Which lines of the records contain "behaviors"? Collect every one of them.

[BEGIN]

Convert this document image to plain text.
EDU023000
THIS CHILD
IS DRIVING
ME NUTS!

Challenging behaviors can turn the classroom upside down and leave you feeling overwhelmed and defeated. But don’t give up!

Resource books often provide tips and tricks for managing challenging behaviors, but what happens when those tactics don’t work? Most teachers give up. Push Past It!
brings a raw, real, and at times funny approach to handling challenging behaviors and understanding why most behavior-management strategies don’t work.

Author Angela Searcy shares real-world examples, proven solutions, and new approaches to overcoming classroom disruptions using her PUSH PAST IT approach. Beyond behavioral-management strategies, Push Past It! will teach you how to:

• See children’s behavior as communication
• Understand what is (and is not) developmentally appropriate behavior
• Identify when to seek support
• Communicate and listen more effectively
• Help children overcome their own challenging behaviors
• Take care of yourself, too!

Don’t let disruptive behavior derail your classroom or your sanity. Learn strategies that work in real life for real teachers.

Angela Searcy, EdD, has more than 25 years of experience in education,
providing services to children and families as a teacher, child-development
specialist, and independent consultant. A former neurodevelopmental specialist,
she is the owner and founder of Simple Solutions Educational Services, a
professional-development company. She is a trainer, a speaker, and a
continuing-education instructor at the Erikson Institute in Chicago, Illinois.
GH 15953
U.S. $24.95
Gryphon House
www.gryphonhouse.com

[END]

- THE COMPLETED TASK
Challenging behaviors can turn the classroom upside down and leave you feeling overwhelmed and defeated. But don’t give up!
Resource books often provide tips and tricks for managing challenging behaviors, but what happens when those tactics don’t work? Most teachers give up. Push Past It!
brings a raw, real, and at times funny approach to handling challenging behaviors and understanding why most behavior-management strategies don’t work.
• Help children overcome their own challenging behaviors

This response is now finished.